_AIM_:
Count every line that holds the string "Village", then give that number alone.

_RECORDED INFORMATION_:
━━━━━━━━━━━━━━━━

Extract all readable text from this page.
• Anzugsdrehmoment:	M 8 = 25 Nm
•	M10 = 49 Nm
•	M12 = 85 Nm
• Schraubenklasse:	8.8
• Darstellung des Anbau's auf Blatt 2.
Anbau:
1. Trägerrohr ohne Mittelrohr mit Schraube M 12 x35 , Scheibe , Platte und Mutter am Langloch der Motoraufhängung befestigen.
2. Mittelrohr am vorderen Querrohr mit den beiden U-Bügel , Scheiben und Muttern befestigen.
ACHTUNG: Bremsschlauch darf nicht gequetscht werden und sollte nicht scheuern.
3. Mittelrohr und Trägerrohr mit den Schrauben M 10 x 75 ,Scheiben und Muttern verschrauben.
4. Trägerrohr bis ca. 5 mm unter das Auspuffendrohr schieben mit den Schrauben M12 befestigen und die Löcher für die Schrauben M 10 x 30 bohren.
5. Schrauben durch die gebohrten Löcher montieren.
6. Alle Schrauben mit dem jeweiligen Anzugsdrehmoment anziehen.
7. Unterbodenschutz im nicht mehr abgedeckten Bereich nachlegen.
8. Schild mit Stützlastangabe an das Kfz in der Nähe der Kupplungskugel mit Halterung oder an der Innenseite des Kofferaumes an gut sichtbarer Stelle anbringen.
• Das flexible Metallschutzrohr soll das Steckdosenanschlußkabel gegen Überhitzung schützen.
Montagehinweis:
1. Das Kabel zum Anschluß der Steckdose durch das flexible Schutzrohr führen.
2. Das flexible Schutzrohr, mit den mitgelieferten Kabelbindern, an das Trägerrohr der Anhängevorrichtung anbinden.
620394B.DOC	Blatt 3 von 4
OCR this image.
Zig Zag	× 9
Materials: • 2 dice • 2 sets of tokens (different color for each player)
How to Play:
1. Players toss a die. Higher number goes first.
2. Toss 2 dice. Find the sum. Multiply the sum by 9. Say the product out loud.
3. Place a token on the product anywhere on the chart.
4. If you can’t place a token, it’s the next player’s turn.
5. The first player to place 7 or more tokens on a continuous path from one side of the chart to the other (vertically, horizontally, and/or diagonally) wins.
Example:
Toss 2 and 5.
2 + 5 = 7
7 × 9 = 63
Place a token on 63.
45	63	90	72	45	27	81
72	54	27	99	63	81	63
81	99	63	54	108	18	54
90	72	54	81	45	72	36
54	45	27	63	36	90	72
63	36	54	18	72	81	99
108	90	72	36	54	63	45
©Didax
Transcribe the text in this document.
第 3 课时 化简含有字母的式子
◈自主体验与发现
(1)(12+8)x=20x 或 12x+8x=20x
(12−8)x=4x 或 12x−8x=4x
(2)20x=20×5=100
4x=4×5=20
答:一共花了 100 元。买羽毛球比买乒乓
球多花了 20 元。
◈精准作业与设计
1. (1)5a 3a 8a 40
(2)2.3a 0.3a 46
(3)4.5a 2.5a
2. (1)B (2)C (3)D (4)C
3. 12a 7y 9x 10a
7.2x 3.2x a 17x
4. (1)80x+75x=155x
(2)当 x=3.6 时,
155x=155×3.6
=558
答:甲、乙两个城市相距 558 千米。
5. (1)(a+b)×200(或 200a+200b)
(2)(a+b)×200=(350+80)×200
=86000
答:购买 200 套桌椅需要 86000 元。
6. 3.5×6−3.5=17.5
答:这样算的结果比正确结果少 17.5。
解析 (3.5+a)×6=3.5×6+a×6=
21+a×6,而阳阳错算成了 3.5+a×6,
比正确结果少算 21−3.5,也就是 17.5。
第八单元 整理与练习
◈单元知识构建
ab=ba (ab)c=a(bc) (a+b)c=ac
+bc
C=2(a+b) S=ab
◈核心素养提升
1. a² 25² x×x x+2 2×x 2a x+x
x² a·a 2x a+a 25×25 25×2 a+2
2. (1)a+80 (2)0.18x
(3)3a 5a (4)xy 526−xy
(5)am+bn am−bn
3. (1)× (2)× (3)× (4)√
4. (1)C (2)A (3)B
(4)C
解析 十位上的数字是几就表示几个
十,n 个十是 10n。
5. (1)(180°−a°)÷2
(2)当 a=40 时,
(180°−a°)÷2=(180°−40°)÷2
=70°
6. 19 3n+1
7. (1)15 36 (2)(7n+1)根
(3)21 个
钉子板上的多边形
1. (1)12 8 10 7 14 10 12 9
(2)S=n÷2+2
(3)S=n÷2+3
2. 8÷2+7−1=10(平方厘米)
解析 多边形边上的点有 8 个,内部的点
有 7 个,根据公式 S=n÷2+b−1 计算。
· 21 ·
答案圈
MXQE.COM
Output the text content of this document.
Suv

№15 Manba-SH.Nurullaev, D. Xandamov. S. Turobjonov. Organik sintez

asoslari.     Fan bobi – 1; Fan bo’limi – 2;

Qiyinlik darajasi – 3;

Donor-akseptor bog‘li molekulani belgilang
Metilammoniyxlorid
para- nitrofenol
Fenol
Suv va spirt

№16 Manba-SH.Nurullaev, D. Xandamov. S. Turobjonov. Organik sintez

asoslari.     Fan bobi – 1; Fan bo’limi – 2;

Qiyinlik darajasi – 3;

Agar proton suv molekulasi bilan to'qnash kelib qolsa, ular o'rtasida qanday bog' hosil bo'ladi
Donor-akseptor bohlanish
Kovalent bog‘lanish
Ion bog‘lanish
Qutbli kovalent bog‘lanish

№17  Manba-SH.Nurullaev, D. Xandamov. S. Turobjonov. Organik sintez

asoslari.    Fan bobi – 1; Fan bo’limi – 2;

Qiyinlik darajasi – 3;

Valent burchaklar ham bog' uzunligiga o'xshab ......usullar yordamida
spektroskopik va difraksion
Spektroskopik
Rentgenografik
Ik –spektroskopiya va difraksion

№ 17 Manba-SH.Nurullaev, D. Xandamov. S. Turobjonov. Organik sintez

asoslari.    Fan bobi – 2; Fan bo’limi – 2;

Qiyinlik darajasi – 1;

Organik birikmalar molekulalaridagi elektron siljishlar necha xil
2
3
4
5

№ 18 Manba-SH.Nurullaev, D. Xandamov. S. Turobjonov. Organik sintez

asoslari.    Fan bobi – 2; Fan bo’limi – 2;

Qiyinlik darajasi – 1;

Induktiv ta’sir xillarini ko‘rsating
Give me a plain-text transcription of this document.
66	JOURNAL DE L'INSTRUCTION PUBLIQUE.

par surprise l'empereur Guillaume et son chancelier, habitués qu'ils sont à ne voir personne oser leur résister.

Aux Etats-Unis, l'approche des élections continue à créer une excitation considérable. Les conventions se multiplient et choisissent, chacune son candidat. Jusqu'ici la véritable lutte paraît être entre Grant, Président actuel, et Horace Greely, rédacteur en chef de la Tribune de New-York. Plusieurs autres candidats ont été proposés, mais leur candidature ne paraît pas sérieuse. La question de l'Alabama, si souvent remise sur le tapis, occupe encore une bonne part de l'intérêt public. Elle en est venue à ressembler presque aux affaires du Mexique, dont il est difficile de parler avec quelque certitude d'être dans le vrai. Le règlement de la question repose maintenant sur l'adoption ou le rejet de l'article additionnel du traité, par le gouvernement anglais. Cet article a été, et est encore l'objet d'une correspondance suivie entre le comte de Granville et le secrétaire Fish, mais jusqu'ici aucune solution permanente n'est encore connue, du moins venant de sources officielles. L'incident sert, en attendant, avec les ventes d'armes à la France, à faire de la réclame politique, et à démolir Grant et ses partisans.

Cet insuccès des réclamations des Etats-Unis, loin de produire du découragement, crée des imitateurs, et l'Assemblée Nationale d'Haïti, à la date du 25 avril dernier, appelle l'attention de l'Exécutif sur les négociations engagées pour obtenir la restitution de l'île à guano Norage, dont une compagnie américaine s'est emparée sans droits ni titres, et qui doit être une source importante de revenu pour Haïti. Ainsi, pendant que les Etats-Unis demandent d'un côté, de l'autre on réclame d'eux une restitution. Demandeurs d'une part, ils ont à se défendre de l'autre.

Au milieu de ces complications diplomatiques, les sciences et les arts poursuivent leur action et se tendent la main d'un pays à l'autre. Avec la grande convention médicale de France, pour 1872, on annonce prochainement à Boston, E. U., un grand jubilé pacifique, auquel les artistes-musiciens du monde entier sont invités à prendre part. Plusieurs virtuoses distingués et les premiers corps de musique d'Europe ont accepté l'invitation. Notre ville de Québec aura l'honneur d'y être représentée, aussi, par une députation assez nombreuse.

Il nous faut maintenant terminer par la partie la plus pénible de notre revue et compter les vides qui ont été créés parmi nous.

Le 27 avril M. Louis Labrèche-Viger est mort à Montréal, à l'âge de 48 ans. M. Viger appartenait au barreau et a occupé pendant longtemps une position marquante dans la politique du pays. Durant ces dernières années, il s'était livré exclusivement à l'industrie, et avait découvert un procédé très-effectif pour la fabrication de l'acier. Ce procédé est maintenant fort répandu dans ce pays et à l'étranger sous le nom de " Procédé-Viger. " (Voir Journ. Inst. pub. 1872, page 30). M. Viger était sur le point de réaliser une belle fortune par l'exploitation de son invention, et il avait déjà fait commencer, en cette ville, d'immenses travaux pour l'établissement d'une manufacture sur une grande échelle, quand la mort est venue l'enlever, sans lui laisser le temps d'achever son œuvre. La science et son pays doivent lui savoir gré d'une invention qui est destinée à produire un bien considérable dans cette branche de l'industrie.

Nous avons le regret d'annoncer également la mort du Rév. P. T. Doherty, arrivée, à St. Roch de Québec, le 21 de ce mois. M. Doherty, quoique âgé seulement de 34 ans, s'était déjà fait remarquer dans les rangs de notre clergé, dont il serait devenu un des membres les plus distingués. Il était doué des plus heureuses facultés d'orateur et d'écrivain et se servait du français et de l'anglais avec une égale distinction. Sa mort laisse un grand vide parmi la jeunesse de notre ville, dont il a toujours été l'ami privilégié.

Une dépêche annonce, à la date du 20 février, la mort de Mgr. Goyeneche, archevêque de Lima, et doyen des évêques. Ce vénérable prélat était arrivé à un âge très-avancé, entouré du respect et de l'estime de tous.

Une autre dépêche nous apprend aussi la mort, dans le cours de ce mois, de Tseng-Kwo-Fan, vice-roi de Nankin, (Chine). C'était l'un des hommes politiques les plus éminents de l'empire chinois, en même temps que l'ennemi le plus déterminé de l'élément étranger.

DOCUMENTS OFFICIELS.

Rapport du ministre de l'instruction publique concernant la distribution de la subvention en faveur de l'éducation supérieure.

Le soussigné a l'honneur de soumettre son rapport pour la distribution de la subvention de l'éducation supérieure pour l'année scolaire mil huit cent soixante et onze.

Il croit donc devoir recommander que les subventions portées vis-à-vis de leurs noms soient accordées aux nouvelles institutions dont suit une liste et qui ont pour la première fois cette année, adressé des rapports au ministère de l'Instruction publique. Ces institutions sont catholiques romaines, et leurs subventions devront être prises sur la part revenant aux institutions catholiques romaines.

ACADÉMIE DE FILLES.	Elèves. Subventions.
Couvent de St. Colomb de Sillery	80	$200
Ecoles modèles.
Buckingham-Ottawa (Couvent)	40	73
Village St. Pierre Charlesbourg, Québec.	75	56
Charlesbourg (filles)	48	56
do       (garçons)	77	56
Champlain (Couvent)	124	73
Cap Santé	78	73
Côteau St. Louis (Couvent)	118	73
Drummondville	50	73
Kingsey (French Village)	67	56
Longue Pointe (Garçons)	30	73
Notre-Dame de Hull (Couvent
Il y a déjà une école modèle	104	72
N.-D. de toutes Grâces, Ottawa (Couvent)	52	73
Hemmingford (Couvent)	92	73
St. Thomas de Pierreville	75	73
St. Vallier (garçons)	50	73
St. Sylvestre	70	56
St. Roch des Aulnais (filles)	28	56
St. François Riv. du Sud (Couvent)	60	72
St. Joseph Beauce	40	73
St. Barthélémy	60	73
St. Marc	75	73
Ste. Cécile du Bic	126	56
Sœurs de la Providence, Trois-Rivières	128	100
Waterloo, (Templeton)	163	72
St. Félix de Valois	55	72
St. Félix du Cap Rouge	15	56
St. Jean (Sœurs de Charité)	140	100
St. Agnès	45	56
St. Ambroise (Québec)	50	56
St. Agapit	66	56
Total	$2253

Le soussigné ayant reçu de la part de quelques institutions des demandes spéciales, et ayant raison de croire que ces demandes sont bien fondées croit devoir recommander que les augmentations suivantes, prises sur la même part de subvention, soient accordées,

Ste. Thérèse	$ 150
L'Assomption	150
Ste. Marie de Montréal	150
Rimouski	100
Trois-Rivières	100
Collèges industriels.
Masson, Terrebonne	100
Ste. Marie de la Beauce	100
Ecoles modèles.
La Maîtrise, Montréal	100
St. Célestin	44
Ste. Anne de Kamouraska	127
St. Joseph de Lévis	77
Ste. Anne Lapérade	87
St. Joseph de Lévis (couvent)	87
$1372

━━━━━━━━━━━━━━━━

_SOLUTION BELOW_:
2